• [DIRECTIONS FOR THIS TASK]: Copy all lines of the listing that include the string "under".

• [RECORD EXCERPTS]:
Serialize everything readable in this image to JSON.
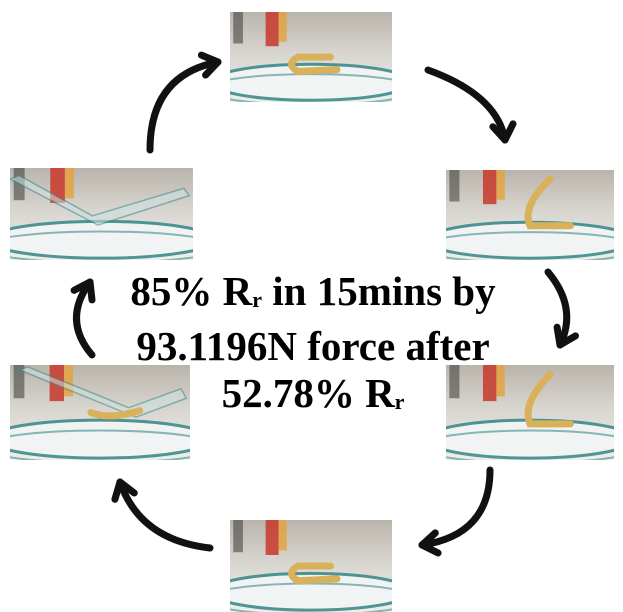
{
  "caption": {
    "line1_prefix": "85% R",
    "line1_sub": "r",
    "line1_suffix": " in 15mins by",
    "line2": "93.1196N force after",
    "line3_prefix": "52.78% R",
    "line3_sub": "r"
  },
  "colors": {
    "arrow": "#111111",
    "sample": "#d9b15a",
    "dish_rim": "#3e8c8c",
    "background": "#ffffff"
  },
  "photos": [
    {
      "id": "top",
      "shape": "u-shape"
    },
    {
      "id": "upper-right",
      "shape": "open-v"
    },
    {
      "id": "lower-right",
      "shape": "open-v"
    },
    {
      "id": "bottom",
      "shape": "u-shape"
    },
    {
      "id": "lower-left",
      "shape": "pressed-under-glass"
    },
    {
      "id": "upper-left",
      "shape": "flattened-under-glass"
    }
  ]
}
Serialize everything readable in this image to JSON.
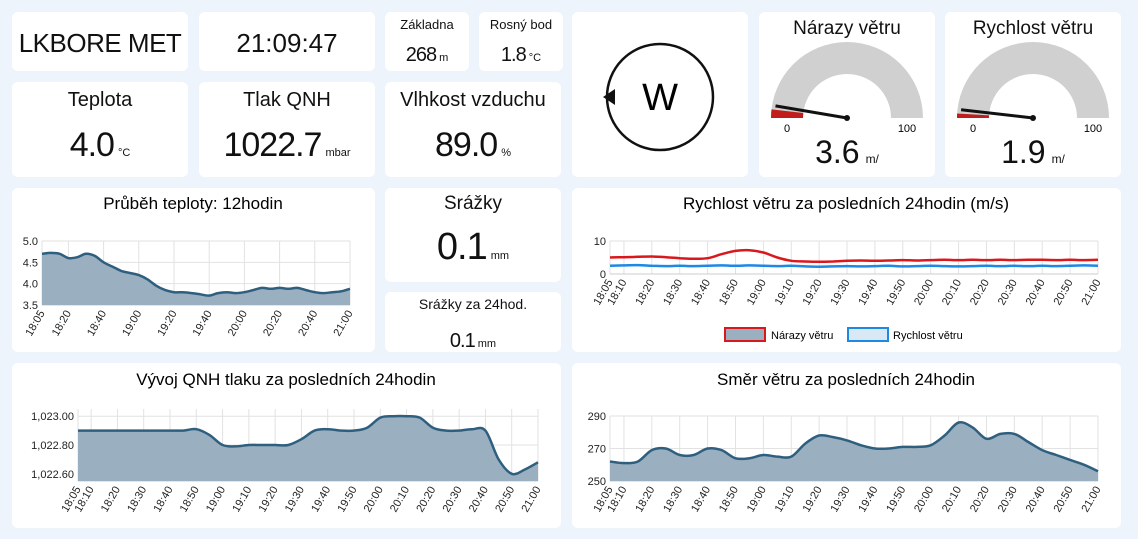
{
  "station": {
    "name": "LKBORE MET",
    "time": "21:09:47"
  },
  "base": {
    "label": "Základna",
    "value": "268",
    "unit": "m"
  },
  "dewpoint": {
    "label": "Rosný bod",
    "value": "1.8",
    "unit": "°C"
  },
  "wind_direction": {
    "letter": "W"
  },
  "gusts": {
    "label": "Nárazy větru",
    "value": "3.6",
    "unit": "m/",
    "min": "0",
    "max": "100",
    "level": 3.6
  },
  "speed": {
    "label": "Rychlost větru",
    "value": "1.9",
    "unit": "m/",
    "min": "0",
    "max": "100",
    "level": 1.9
  },
  "temperature": {
    "label": "Teplota",
    "value": "4.0",
    "unit": "°C"
  },
  "pressure": {
    "label": "Tlak QNH",
    "value": "1022.7",
    "unit": "mbar"
  },
  "humidity": {
    "label": "Vlhkost vzduchu",
    "value": "89.0",
    "unit": "%"
  },
  "rain": {
    "label": "Srážky",
    "value": "0.1",
    "unit": "mm"
  },
  "rain24": {
    "label": "Srážky za 24hod.",
    "value": "0.1",
    "unit": "mm"
  },
  "colors": {
    "area_fill": "#9ab0c1",
    "area_line": "#2f5f7f",
    "gust_red": "#d9181e",
    "speed_blue": "#1e88e5",
    "gauge_gray": "#d0d0d0",
    "background": "#eef4fb"
  },
  "chart_data": [
    {
      "type": "area",
      "title": "Průběh teploty: 12hodin",
      "x": [
        "18:05",
        "18:10",
        "18:15",
        "18:20",
        "18:25",
        "18:30",
        "18:35",
        "18:40",
        "18:45",
        "18:50",
        "18:55",
        "19:00",
        "19:05",
        "19:10",
        "19:15",
        "19:20",
        "19:25",
        "19:30",
        "19:35",
        "19:40",
        "19:45",
        "19:50",
        "19:55",
        "20:00",
        "20:05",
        "20:10",
        "20:15",
        "20:20",
        "20:25",
        "20:30",
        "20:35",
        "20:40",
        "20:45",
        "20:50",
        "20:55",
        "21:00"
      ],
      "xticks": [
        "18:05",
        "18:20",
        "18:40",
        "19:00",
        "19:20",
        "19:40",
        "20:00",
        "20:20",
        "20:40",
        "21:00"
      ],
      "values": [
        4.7,
        4.72,
        4.7,
        4.6,
        4.62,
        4.7,
        4.65,
        4.5,
        4.4,
        4.3,
        4.25,
        4.2,
        4.1,
        3.95,
        3.85,
        3.8,
        3.8,
        3.78,
        3.75,
        3.72,
        3.78,
        3.8,
        3.78,
        3.8,
        3.85,
        3.9,
        3.88,
        3.9,
        3.88,
        3.9,
        3.85,
        3.8,
        3.78,
        3.8,
        3.82,
        3.88
      ],
      "ylim": [
        3.5,
        5.0
      ],
      "yticks": [
        "3.5",
        "4.0",
        "4.5",
        "5.0"
      ],
      "grid": true
    },
    {
      "type": "line",
      "title": "Rychlost větru za posledních 24hodin (m/s)",
      "x": [
        "18:05",
        "18:10",
        "18:15",
        "18:20",
        "18:25",
        "18:30",
        "18:35",
        "18:40",
        "18:45",
        "18:50",
        "18:55",
        "19:00",
        "19:05",
        "19:10",
        "19:15",
        "19:20",
        "19:25",
        "19:30",
        "19:35",
        "19:40",
        "19:45",
        "19:50",
        "19:55",
        "20:00",
        "20:05",
        "20:10",
        "20:15",
        "20:20",
        "20:25",
        "20:30",
        "20:35",
        "20:40",
        "20:45",
        "20:50",
        "20:55",
        "21:00"
      ],
      "xticks": [
        "18:05",
        "18:10",
        "18:20",
        "18:30",
        "18:40",
        "18:50",
        "19:00",
        "19:10",
        "19:20",
        "19:30",
        "19:40",
        "19:50",
        "20:00",
        "20:10",
        "20:20",
        "20:30",
        "20:40",
        "20:50",
        "21:00"
      ],
      "series": [
        {
          "name": "Nárazy větru",
          "values": [
            5.0,
            5.1,
            5.2,
            5.3,
            5.1,
            4.8,
            4.6,
            4.8,
            6.0,
            7.0,
            7.2,
            6.5,
            5.0,
            4.0,
            3.8,
            3.7,
            3.8,
            4.0,
            4.1,
            4.0,
            4.1,
            4.2,
            4.1,
            4.2,
            4.3,
            4.2,
            4.3,
            4.2,
            4.3,
            4.2,
            4.3,
            4.3,
            4.2,
            4.3,
            4.2,
            4.3
          ]
        },
        {
          "name": "Rychlost větru",
          "values": [
            2.5,
            2.6,
            2.7,
            2.5,
            2.4,
            2.5,
            2.4,
            2.5,
            2.6,
            2.5,
            2.6,
            2.5,
            2.4,
            2.5,
            2.3,
            2.2,
            2.3,
            2.4,
            2.3,
            2.4,
            2.5,
            2.3,
            2.4,
            2.5,
            2.4,
            2.3,
            2.4,
            2.5,
            2.4,
            2.5,
            2.4,
            2.5,
            2.4,
            2.5,
            2.6,
            2.5
          ]
        }
      ],
      "ylim": [
        0,
        10
      ],
      "yticks": [
        "0",
        "10"
      ],
      "legend": "bottom",
      "grid": true
    },
    {
      "type": "area",
      "title": "Vývoj QNH tlaku za posledních 24hodin",
      "x": [
        "18:05",
        "18:10",
        "18:15",
        "18:20",
        "18:25",
        "18:30",
        "18:35",
        "18:40",
        "18:45",
        "18:50",
        "18:55",
        "19:00",
        "19:05",
        "19:10",
        "19:15",
        "19:20",
        "19:25",
        "19:30",
        "19:35",
        "19:40",
        "19:45",
        "19:50",
        "19:55",
        "20:00",
        "20:05",
        "20:10",
        "20:15",
        "20:20",
        "20:25",
        "20:30",
        "20:35",
        "20:40",
        "20:45",
        "20:50",
        "20:55",
        "21:00"
      ],
      "xticks": [
        "18:05",
        "18:10",
        "18:20",
        "18:30",
        "18:40",
        "18:50",
        "19:00",
        "19:10",
        "19:20",
        "19:30",
        "19:40",
        "19:50",
        "20:00",
        "20:10",
        "20:20",
        "20:30",
        "20:40",
        "20:50",
        "21:00"
      ],
      "values": [
        1022.9,
        1022.9,
        1022.9,
        1022.9,
        1022.9,
        1022.9,
        1022.9,
        1022.9,
        1022.9,
        1022.91,
        1022.87,
        1022.8,
        1022.79,
        1022.8,
        1022.8,
        1022.8,
        1022.8,
        1022.84,
        1022.9,
        1022.91,
        1022.9,
        1022.9,
        1022.92,
        1022.99,
        1023.0,
        1023.0,
        1022.99,
        1022.92,
        1022.9,
        1022.9,
        1022.91,
        1022.9,
        1022.7,
        1022.6,
        1022.63,
        1022.68
      ],
      "ylim": [
        1022.55,
        1023.05
      ],
      "yticks": [
        "1,022.60",
        "1,022.80",
        "1,023.00"
      ],
      "grid": true
    },
    {
      "type": "area",
      "title": "Směr větru za posledních 24hodin",
      "x": [
        "18:05",
        "18:10",
        "18:15",
        "18:20",
        "18:25",
        "18:30",
        "18:35",
        "18:40",
        "18:45",
        "18:50",
        "18:55",
        "19:00",
        "19:05",
        "19:10",
        "19:15",
        "19:20",
        "19:25",
        "19:30",
        "19:35",
        "19:40",
        "19:45",
        "19:50",
        "19:55",
        "20:00",
        "20:05",
        "20:10",
        "20:15",
        "20:20",
        "20:25",
        "20:30",
        "20:35",
        "20:40",
        "20:45",
        "20:50",
        "20:55",
        "21:00"
      ],
      "xticks": [
        "18:05",
        "18:10",
        "18:20",
        "18:30",
        "18:40",
        "18:50",
        "19:00",
        "19:10",
        "19:20",
        "19:30",
        "19:40",
        "19:50",
        "20:00",
        "20:10",
        "20:20",
        "20:30",
        "20:40",
        "20:50",
        "21:00"
      ],
      "values": [
        262,
        261,
        262,
        269,
        270,
        266,
        266,
        270,
        269,
        264,
        264,
        266,
        265,
        265,
        273,
        278,
        277,
        275,
        272,
        270,
        270,
        271,
        271,
        272,
        278,
        286,
        283,
        276,
        279,
        279,
        274,
        269,
        266,
        263,
        260,
        256
      ],
      "ylim": [
        250,
        290
      ],
      "yticks": [
        "250",
        "270",
        "290"
      ],
      "grid": true
    }
  ]
}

• [ANSWER TO THE TASK]:
      "shape": "pressed-under-glass"
      "shape": "flattened-under-glass"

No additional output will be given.